[THE PROBLEM] Gather every line below where "structured" appears.

[RECORDS TO PROCESS]
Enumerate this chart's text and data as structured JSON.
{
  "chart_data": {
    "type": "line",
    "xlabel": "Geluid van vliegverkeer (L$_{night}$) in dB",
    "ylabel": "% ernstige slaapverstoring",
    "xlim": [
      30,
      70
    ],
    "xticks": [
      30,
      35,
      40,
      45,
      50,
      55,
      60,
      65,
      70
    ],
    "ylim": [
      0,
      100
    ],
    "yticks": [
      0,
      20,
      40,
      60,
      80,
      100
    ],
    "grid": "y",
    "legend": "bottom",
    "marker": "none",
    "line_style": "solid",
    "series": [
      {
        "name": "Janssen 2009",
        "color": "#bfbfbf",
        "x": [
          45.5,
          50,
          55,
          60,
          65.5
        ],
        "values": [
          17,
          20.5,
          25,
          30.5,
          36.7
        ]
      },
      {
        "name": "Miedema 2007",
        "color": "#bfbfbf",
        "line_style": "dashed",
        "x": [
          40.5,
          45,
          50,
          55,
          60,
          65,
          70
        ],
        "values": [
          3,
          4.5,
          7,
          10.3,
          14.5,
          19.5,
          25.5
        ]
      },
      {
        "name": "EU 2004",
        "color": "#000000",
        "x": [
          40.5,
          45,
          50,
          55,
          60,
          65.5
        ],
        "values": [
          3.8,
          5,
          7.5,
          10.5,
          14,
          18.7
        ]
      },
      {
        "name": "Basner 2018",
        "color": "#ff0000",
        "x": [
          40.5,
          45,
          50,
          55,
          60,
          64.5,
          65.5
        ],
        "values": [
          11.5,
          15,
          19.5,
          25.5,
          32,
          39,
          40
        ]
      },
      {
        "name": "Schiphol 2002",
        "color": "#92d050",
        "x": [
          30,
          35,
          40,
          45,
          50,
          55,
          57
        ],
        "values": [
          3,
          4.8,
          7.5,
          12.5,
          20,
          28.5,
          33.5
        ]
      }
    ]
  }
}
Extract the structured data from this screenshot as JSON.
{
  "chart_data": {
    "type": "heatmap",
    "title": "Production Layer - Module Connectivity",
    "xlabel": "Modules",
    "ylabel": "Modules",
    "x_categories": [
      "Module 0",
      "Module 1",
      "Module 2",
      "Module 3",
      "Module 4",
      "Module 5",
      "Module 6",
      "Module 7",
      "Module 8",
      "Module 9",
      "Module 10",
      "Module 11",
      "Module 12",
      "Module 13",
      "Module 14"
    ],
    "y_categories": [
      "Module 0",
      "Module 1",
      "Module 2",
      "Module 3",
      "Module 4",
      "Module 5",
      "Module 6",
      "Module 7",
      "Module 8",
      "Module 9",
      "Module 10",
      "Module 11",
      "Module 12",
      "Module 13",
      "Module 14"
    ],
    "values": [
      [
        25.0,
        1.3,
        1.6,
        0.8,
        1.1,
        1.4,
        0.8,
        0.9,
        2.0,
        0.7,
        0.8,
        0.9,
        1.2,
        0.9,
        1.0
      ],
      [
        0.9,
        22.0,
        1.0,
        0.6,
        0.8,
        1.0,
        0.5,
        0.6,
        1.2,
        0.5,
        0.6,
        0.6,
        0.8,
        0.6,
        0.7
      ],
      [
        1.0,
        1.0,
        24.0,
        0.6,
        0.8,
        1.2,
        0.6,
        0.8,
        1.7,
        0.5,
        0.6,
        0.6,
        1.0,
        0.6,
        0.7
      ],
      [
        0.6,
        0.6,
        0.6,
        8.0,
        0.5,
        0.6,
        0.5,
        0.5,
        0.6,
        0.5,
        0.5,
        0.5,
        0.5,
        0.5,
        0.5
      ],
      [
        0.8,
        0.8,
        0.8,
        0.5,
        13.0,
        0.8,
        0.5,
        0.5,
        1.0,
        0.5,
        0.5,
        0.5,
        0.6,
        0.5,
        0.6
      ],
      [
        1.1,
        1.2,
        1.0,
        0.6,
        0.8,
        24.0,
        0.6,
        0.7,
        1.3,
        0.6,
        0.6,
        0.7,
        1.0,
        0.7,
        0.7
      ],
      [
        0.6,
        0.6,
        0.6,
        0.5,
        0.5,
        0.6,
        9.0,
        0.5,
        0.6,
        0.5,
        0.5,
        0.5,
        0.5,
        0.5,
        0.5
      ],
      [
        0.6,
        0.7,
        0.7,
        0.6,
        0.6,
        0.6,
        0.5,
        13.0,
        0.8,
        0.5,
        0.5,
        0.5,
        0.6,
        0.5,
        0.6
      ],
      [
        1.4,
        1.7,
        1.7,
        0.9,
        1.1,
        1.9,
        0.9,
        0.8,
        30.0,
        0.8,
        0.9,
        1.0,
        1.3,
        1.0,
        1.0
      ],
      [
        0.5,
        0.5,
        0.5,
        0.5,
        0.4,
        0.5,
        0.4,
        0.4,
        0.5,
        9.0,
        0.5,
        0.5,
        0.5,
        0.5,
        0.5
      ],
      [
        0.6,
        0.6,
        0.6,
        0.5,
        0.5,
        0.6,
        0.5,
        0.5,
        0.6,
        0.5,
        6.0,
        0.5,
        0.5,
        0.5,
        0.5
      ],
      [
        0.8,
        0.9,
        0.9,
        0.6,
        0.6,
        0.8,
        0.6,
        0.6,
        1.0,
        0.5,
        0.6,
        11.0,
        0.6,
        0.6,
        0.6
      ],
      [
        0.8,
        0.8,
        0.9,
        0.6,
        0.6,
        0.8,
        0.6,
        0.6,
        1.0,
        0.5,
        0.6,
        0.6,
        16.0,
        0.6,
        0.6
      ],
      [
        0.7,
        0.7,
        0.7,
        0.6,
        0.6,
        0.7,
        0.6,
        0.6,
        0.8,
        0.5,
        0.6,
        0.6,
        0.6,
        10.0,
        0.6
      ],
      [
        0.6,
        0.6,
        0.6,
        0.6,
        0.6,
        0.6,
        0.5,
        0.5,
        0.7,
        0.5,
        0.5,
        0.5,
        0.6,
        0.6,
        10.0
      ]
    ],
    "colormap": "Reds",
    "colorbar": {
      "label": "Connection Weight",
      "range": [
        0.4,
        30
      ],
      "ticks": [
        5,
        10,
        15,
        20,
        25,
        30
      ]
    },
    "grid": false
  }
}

[FINISHED TASK]
Enumerate this chart's text and data as structured JSON.
Extract the structured data from this screenshot as JSON.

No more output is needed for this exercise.